Text section Block Start
The EventStore project is solely for event sourcing. The saga implementation is from his CommonDomain project which is/was a spike of CQRS micro-framework.

This may take a little setup, so please bear with me, and I think that you will see how it is relevant.

Earlier, in another thread, I was very interested in everyone’s practical experience with replaying events. That conversation was soon followed by the suggestion of event sourcing sagas - which I do believe is what this conversation is an offshoot of.

I had a quick conversation with Rinat Abdullin about the series that he currently has on his blog, as it relates to replaying events (which you will find in Projections). Based on what he suggested, and also the conversation here regarding event sourcing sagas, I wonder is it worthwhile to entertain the idea of an event store that does not publish events.

If there was the possibility of storing events to an event store without publishing those events, then that would fit with Eugene’s suggestion for event sourcing sagas. It would also fit with the concept of replaying events from a separate event store (which is how I interpreted implementing a “replay” solution after Rinat’s post).

Would a separate event store implementation, one that does not publish events to the event bus, help?

Hi Carlus,

let me explain my view on Event Sourcing. But before I do that, in Axon, the Event Store is not reponsible for dispatching to the Event Bus. The repositories do that.
Text section Block End
**Work to complete:** Rewrite the event sourcing discussion starting with "Earlier, in another" and going on through "an offshoot of.", putting "hands-on experience" in place of "practical experience".
Dataset records Block Start
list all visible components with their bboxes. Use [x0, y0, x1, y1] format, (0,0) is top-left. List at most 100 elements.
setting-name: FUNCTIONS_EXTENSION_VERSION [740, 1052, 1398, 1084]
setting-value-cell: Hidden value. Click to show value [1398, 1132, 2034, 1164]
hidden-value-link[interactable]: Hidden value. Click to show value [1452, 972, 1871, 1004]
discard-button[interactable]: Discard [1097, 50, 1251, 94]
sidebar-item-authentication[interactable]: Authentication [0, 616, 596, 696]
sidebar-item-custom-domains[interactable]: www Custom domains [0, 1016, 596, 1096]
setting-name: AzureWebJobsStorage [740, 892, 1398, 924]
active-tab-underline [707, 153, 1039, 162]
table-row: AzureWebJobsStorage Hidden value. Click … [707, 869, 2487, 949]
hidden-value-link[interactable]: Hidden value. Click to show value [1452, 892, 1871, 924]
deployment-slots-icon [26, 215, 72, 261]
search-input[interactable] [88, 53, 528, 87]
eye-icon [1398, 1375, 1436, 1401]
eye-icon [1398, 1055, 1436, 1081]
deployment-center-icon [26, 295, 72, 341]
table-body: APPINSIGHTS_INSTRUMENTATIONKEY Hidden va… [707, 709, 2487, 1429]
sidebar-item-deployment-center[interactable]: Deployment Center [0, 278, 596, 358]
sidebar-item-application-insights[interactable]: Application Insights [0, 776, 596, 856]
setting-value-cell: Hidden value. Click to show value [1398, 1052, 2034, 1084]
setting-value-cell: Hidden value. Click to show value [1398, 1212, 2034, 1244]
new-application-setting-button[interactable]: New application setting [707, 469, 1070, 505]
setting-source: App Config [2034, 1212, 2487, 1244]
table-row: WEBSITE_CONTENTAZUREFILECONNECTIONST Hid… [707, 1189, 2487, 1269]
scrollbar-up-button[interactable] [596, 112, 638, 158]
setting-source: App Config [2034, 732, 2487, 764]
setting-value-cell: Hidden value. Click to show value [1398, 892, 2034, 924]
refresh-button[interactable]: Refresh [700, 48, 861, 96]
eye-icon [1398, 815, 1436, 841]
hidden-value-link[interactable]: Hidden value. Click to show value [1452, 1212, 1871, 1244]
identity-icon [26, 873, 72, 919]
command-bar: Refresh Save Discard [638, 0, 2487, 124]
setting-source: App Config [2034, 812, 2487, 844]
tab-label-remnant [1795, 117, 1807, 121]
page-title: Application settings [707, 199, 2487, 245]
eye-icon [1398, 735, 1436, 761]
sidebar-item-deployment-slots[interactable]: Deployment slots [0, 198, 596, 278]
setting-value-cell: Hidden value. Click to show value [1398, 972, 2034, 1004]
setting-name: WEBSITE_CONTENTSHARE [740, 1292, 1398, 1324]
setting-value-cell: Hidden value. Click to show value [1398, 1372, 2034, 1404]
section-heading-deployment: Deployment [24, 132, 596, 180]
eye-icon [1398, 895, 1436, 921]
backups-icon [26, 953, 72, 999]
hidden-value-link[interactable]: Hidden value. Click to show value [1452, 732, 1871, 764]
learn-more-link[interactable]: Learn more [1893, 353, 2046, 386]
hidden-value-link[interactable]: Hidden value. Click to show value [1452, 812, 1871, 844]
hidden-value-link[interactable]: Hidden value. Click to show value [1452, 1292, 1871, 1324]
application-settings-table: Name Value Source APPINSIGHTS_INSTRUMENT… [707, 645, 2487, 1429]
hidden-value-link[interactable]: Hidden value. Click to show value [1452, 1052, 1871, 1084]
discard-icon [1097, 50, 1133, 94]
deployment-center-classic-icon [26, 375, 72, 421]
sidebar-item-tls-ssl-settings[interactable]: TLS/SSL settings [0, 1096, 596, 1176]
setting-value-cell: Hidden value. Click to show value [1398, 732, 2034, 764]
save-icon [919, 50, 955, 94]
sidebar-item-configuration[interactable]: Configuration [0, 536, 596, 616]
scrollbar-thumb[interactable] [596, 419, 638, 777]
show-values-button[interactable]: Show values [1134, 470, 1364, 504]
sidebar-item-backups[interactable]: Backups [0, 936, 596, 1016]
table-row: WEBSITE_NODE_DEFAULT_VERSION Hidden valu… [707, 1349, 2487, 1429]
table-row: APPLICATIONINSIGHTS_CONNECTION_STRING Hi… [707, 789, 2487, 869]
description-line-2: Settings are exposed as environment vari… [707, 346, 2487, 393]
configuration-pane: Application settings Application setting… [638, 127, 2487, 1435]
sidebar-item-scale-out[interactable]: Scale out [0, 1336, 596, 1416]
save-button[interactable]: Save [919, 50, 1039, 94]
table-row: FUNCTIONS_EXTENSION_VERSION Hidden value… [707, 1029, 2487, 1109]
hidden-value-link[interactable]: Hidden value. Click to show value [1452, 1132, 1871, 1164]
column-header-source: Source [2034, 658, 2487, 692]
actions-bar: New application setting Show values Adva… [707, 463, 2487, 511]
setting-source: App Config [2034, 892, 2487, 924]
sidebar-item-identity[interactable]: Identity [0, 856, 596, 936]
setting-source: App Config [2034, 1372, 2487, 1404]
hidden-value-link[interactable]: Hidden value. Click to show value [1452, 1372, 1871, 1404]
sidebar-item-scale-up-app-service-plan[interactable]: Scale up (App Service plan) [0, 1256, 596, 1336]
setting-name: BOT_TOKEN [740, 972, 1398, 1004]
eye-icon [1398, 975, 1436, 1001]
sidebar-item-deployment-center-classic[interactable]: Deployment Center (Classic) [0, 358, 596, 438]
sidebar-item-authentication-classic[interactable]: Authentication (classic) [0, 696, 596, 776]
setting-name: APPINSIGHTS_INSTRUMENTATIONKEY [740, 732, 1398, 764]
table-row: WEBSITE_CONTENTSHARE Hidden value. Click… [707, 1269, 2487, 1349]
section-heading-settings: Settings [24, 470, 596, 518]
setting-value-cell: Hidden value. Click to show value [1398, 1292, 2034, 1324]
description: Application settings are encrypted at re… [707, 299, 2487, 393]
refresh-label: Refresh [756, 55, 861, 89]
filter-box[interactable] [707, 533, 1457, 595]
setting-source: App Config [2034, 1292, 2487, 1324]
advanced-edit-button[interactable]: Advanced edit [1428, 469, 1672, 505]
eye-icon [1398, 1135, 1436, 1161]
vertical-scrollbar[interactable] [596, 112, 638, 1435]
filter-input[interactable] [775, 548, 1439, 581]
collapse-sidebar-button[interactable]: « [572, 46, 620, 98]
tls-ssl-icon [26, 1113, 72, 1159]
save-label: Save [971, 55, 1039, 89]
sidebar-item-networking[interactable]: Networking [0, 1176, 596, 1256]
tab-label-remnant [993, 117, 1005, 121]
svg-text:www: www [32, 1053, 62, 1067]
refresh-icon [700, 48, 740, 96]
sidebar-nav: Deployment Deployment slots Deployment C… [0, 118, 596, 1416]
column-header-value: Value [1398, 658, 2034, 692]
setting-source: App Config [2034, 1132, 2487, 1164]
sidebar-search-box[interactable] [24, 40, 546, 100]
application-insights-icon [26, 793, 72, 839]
Dataset records Block End
**Your solution:**
Earlier, in another thread, I was very interested in everyone’s hands-on experience with replaying events. That conversation was soon followed by the suggestion of event sourcing sagas - which I do believe is what this conversation is an offshoot of.